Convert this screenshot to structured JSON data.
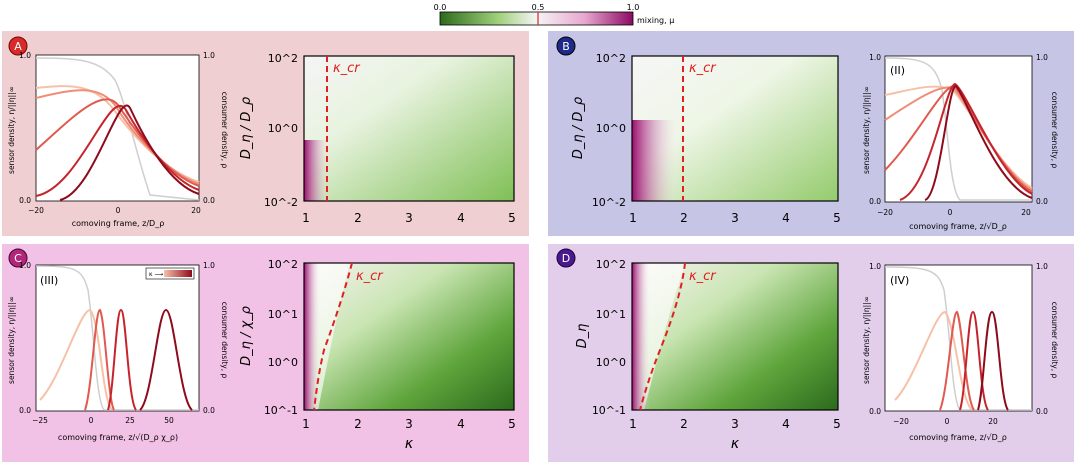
{
  "colorbar": {
    "tick_0": "0.0",
    "tick_1": "0.5",
    "tick_2": "1.0",
    "label": "mixing, μ",
    "colors": [
      "#2d6a1e",
      "#9fd07a",
      "#f5f5f5",
      "#e7a7cf",
      "#8b0a63"
    ],
    "marker_color": "#e02020"
  },
  "panels": [
    {
      "id": "A",
      "badge_color": "#d52b2b",
      "bg": "#f0cfd2",
      "left_plot": {
        "ylabel_left": "sensor density, η/||η||∞",
        "ylabel_right": "consumer density, ρ",
        "xlabel": "comoving frame, z/D_ρ",
        "xticks": [
          "−20",
          "0",
          "20"
        ],
        "yticks_left": [
          "1.0",
          "0.0"
        ],
        "yticks_right": [
          "1.0",
          "0.0"
        ],
        "roman": ""
      },
      "heatmap": {
        "ylabel": "D_η / D_ρ",
        "xlabel": "",
        "yticks": [
          "10^2",
          "10^0",
          "10^-2"
        ],
        "xticks": [
          "1",
          "2",
          "3",
          "4",
          "5"
        ],
        "critical_label": "κ_cr",
        "critical_kappa": 1.45
      }
    },
    {
      "id": "B",
      "badge_color": "#1d2a8a",
      "bg": "#c6c5e6",
      "left_plot": {
        "ylabel_left": "sensor density, η/||η||∞",
        "ylabel_right": "consumer density, ρ",
        "xlabel": "comoving frame, z/√D_ρ",
        "xticks": [
          "−20",
          "0",
          "20"
        ],
        "yticks_left": [
          "1.0",
          "0.0"
        ],
        "yticks_right": [
          "1.0",
          "0.0"
        ],
        "roman": "(II)"
      },
      "heatmap": {
        "ylabel": "D_η / D_ρ",
        "xlabel": "",
        "yticks": [
          "10^2",
          "10^0",
          "10^-2"
        ],
        "xticks": [
          "1",
          "2",
          "3",
          "4",
          "5"
        ],
        "critical_label": "κ_cr",
        "critical_kappa": 2.0
      }
    },
    {
      "id": "C",
      "badge_color": "#b0267a",
      "bg": "#f2c1e6",
      "left_plot": {
        "ylabel_left": "sensor density, η/||η||∞",
        "ylabel_right": "consumer density, ρ",
        "xlabel": "comoving frame, z/√(D_ρ χ_ρ)",
        "xticks": [
          "−25",
          "0",
          "25",
          "50"
        ],
        "yticks_left": [
          "1.0",
          "0.0"
        ],
        "yticks_right": [
          "1.0",
          "0.0"
        ],
        "roman": "(III)",
        "legend_label": "κ ⟶"
      },
      "heatmap": {
        "ylabel": "D_η / χ_ρ",
        "xlabel": "κ",
        "yticks": [
          "10^2",
          "10^1",
          "10^0",
          "10^-1"
        ],
        "xticks": [
          "1",
          "2",
          "3",
          "4",
          "5"
        ],
        "critical_label": "κ_cr"
      }
    },
    {
      "id": "D",
      "badge_color": "#4a1a8c",
      "bg": "#e2cdea",
      "left_plot": {
        "ylabel_left": "sensor density, η/||η||∞",
        "ylabel_right": "consumer density, ρ",
        "xlabel": "comoving frame, z/√D_ρ",
        "xticks": [
          "−20",
          "0",
          "20"
        ],
        "yticks_left": [
          "1.0",
          "0.0"
        ],
        "yticks_right": [
          "1.0",
          "0.0"
        ],
        "roman": "(IV)"
      },
      "heatmap": {
        "ylabel": "D_η",
        "xlabel": "κ",
        "yticks": [
          "10^2",
          "10^1",
          "10^0",
          "10^-1"
        ],
        "xticks": [
          "1",
          "2",
          "3",
          "4",
          "5"
        ],
        "critical_label": "κ_cr"
      }
    }
  ],
  "curve_colors": [
    "#f7c1a8",
    "#f08d78",
    "#e05a4f",
    "#c4252d",
    "#8e0b1c"
  ]
}
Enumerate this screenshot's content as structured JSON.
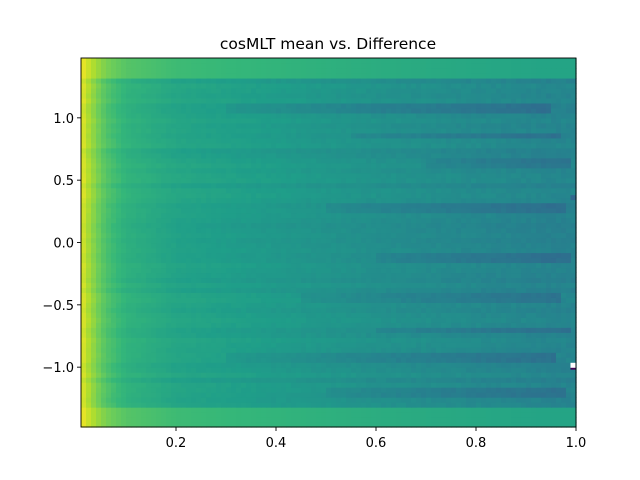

------------------------------

THE EXERCISE: Copy out each line word for word, please, skipping the images.

COMPLETE ANSWER:
Convert this screenshot to structured JSON data.
{
  "colorbar": {
    "tick_0": "0.0",
    "tick_1": "0.5",
    "tick_2": "1.0",
    "label": "mixing, μ",
    "colors": [
      "#2d6a1e",
      "#9fd07a",
      "#f5f5f5",
      "#e7a7cf",
      "#8b0a63"
    ],
    "marker_color": "#e02020"
  },
  "panels": [
    {
      "id": "A",
      "badge_color": "#d52b2b",
      "bg": "#f0cfd2",
      "left_plot": {
        "ylabel_left": "sensor density, η/||η||∞",
        "ylabel_right": "consumer density, ρ",
        "xlabel": "comoving frame, z/D_ρ",
        "xticks": [
          "−20",
          "0",
          "20"
        ],
        "yticks_left": [
          "1.0",
          "0.0"
        ],
        "yticks_right": [
          "1.0",
          "0.0"
        ],
        "roman": ""
      },
      "heatmap": {
        "ylabel": "D_η / D_ρ",
        "xlabel": "",
        "yticks": [
          "10^2",
          "10^0",
          "10^-2"
        ],
        "xticks": [
          "1",
          "2",
          "3",
          "4",
          "5"
        ],
        "critical_label": "κ_cr",
        "critical_kappa": 1.45
      }
    },
    {
      "id": "B",
      "badge_color": "#1d2a8a",
      "bg": "#c6c5e6",
      "left_plot": {
        "ylabel_left": "sensor density, η/||η||∞",
        "ylabel_right": "consumer density, ρ",
        "xlabel": "comoving frame, z/√D_ρ",
        "xticks": [
          "−20",
          "0",
          "20"
        ],
        "yticks_left": [
          "1.0",
          "0.0"
        ],
        "yticks_right": [
          "1.0",
          "0.0"
        ],
        "roman": "(II)"
      },
      "heatmap": {
        "ylabel": "D_η / D_ρ",
        "xlabel": "",
        "yticks": [
          "10^2",
          "10^0",
          "10^-2"
        ],
        "xticks": [
          "1",
          "2",
          "3",
          "4",
          "5"
        ],
        "critical_label": "κ_cr",
        "critical_kappa": 2.0
      }
    },
    {
      "id": "C",
      "badge_color": "#b0267a",
      "bg": "#f2c1e6",
      "left_plot": {
        "ylabel_left": "sensor density, η/||η||∞",
        "ylabel_right": "consumer density, ρ",
        "xlabel": "comoving frame, z/√(D_ρ χ_ρ)",
        "xticks": [
          "−25",
          "0",
          "25",
          "50"
        ],
        "yticks_left": [
          "1.0",
          "0.0"
        ],
        "yticks_right": [
          "1.0",
          "0.0"
        ],
        "roman": "(III)",
        "legend_label": "κ ⟶"
      },
      "heatmap": {
        "ylabel": "D_η / χ_ρ",
        "xlabel": "κ",
        "yticks": [
          "10^2",
          "10^1",
          "10^0",
          "10^-1"
        ],
        "xticks": [
          "1",
          "2",
          "3",
          "4",
          "5"
        ],
        "critical_label": "κ_cr"
      }
    },
    {
      "id": "D",
      "badge_color": "#4a1a8c",
      "bg": "#e2cdea",
      "left_plot": {
        "ylabel_left": "sensor density, η/||η||∞",
        "ylabel_right": "consumer density, ρ",
        "xlabel": "comoving frame, z/√D_ρ",
        "xticks": [
          "−20",
          "0",
          "20"
        ],
        "yticks_left": [
          "1.0",
          "0.0"
        ],
        "yticks_right": [
          "1.0",
          "0.0"
        ],
        "roman": "(IV)"
      },
      "heatmap": {
        "ylabel": "D_η",
        "xlabel": "κ",
        "yticks": [
          "10^2",
          "10^1",
          "10^0",
          "10^-1"
        ],
        "xticks": [
          "1",
          "2",
          "3",
          "4",
          "5"
        ],
        "critical_label": "κ_cr"
      }
    }
  ],
  "curve_colors": [
    "#f7c1a8",
    "#f08d78",
    "#e05a4f",
    "#c4252d",
    "#8e0b1c"
  ]
}
Enumerate this screenshot's content as structured JSON.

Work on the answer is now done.